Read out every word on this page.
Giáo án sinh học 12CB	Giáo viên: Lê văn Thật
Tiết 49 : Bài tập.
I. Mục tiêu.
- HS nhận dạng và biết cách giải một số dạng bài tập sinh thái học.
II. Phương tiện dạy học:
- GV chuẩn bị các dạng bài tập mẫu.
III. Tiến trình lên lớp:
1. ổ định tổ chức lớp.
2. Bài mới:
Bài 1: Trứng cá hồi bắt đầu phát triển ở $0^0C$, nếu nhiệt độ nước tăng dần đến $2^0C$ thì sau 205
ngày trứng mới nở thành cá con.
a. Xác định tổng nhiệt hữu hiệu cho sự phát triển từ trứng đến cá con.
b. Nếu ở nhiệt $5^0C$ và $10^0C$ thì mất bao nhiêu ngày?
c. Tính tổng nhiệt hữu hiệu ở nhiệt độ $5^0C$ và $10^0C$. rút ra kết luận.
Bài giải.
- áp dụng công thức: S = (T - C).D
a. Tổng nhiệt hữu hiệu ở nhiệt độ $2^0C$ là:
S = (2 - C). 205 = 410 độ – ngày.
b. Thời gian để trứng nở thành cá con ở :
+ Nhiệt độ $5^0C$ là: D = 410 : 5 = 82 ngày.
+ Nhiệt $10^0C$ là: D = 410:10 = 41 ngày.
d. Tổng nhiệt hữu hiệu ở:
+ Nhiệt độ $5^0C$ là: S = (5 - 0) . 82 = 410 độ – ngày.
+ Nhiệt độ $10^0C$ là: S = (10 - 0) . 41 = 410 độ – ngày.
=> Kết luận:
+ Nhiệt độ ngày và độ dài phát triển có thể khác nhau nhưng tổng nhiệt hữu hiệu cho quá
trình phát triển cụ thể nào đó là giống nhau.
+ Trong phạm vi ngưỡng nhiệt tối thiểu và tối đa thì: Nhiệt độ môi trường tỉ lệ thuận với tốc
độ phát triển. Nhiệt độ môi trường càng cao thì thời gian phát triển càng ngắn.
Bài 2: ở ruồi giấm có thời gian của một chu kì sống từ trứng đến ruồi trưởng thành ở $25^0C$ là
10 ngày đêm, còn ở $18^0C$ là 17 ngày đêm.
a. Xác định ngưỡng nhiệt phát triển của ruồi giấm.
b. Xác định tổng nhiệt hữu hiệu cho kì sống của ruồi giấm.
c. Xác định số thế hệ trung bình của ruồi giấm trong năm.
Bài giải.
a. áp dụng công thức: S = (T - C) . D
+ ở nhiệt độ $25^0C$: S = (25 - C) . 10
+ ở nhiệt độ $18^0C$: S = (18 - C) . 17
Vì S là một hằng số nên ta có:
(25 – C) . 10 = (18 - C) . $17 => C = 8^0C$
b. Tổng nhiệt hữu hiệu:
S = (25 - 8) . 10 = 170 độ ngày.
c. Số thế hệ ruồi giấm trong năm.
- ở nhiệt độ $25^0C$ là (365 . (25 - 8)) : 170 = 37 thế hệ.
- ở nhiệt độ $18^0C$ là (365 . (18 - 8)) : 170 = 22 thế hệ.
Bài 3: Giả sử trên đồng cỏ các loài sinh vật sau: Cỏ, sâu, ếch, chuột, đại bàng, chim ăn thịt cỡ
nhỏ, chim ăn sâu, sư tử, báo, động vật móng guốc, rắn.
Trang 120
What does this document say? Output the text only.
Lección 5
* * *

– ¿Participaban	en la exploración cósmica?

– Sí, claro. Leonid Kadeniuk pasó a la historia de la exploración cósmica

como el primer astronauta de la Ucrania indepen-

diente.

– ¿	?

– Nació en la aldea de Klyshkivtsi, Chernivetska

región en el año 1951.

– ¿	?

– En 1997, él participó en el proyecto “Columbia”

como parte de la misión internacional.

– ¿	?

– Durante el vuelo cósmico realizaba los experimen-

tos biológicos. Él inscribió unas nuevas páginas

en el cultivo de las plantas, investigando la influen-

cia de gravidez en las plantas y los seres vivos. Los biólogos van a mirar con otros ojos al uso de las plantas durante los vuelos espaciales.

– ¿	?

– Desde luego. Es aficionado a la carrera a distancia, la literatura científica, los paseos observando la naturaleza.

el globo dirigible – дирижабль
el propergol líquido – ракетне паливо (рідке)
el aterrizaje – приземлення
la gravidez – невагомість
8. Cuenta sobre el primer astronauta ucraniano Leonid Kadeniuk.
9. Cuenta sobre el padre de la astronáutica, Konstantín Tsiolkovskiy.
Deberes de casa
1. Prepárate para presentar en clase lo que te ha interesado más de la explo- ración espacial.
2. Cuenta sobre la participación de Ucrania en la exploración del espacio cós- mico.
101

■ ■ ■

Output the entries exactly.

**Solution below:**
Read out every word on this page.
Giáo án sinh học 12CB	Giáo viên: Lê văn Thật
Tiết 49 : Bài tập.
I. Mục tiêu.
- HS nhận dạng và biết cách giải một số dạng bài tập sinh thái học.
II. Phương tiện dạy học:
- GV chuẩn bị các dạng bài tập mẫu.
III. Tiến trình lên lớp:
1. ổ định tổ chức lớp.
2. Bài mới:
Bài 1: Trứng cá hồi bắt đầu phát triển ở $0^0C$, nếu nhiệt độ nước tăng dần đến $2^0C$ thì sau 205
ngày trứng mới nở thành cá con.
a. Xác định tổng nhiệt hữu hiệu cho sự phát triển từ trứng đến cá con.
b. Nếu ở nhiệt $5^0C$ và $10^0C$ thì mất bao nhiêu ngày?
c. Tính tổng nhiệt hữu hiệu ở nhiệt độ $5^0C$ và $10^0C$. rút ra kết luận.
Bài giải.
- áp dụng công thức: S = (T - C).D
a. Tổng nhiệt hữu hiệu ở nhiệt độ $2^0C$ là:
S = (2 - C). 205 = 410 độ – ngày.
b. Thời gian để trứng nở thành cá con ở :
+ Nhiệt độ $5^0C$ là: D = 410 : 5 = 82 ngày.
+ Nhiệt $10^0C$ là: D = 410:10 = 41 ngày.
d. Tổng nhiệt hữu hiệu ở:
+ Nhiệt độ $5^0C$ là: S = (5 - 0) . 82 = 410 độ – ngày.
+ Nhiệt độ $10^0C$ là: S = (10 - 0) . 41 = 410 độ – ngày.
=> Kết luận:
+ Nhiệt độ ngày và độ dài phát triển có thể khác nhau nhưng tổng nhiệt hữu hiệu cho quá
trình phát triển cụ thể nào đó là giống nhau.
+ Trong phạm vi ngưỡng nhiệt tối thiểu và tối đa thì: Nhiệt độ môi trường tỉ lệ thuận với tốc
độ phát triển. Nhiệt độ môi trường càng cao thì thời gian phát triển càng ngắn.
Bài 2: ở ruồi giấm có thời gian của một chu kì sống từ trứng đến ruồi trưởng thành ở $25^0C$ là
10 ngày đêm, còn ở $18^0C$ là 17 ngày đêm.
a. Xác định ngưỡng nhiệt phát triển của ruồi giấm.
b. Xác định tổng nhiệt hữu hiệu cho kì sống của ruồi giấm.
c. Xác định số thế hệ trung bình của ruồi giấm trong năm.
Bài giải.
a. áp dụng công thức: S = (T - C) . D
+ ở nhiệt độ $25^0C$: S = (25 - C) . 10
+ ở nhiệt độ $18^0C$: S = (18 - C) . 17
Vì S là một hằng số nên ta có:
(25 – C) . 10 = (18 - C) . $17 => C = 8^0C$
b. Tổng nhiệt hữu hiệu:
S = (25 - 8) . 10 = 170 độ ngày.
c. Số thế hệ ruồi giấm trong năm.
- ở nhiệt độ $25^0C$ là (365 . (25 - 8)) : 170 = 37 thế hệ.
- ở nhiệt độ $18^0C$ là (365 . (18 - 8)) : 170 = 22 thế hệ.
Bài 3: Giả sử trên đồng cỏ các loài sinh vật sau: Cỏ, sâu, ếch, chuột, đại bàng, chim ăn thịt cỡ
nhỏ, chim ăn sâu, sư tử, báo, động vật móng guốc, rắn.
Trang 120
What does this document say? Output the text only.
Lección 5
* * *

– ¿Participaban	en la exploración cósmica?

– Sí, claro. Leonid Kadeniuk pasó a la historia de la exploración cósmica

como el primer astronauta de la Ucrania indepen-

diente.

– ¿	?

– Nació en la aldea de Klyshkivtsi, Chernivetska

región en el año 1951.

– ¿	?

– En 1997, él participó en el proyecto “Columbia”

como parte de la misión internacional.

– ¿	?

– Durante el vuelo cósmico realizaba los experimen-

tos biológicos. Él inscribió unas nuevas páginas

en el cultivo de las plantas, investigando la influen-

cia de gravidez en las plantas y los seres vivos. Los biólogos van a mirar con otros ojos al uso de las plantas durante los vuelos espaciales.

– ¿	?

– Desde luego. Es aficionado a la carrera a distancia, la literatura científica, los paseos observando la naturaleza.

el globo dirigible – дирижабль
el propergol líquido – ракетне паливо (рідке)
el aterrizaje – приземлення
la gravidez – невагомість
8. Cuenta sobre el primer astronauta ucraniano Leonid Kadeniuk.
9. Cuenta sobre el padre de la astronáutica, Konstantín Tsiolkovskiy.
Deberes de casa
1. Prepárate para presentar en clase lo que te ha interesado más de la explo- ración espacial.
2. Cuenta sobre la participación de Ucrania en la exploración del espacio cós- mico.
101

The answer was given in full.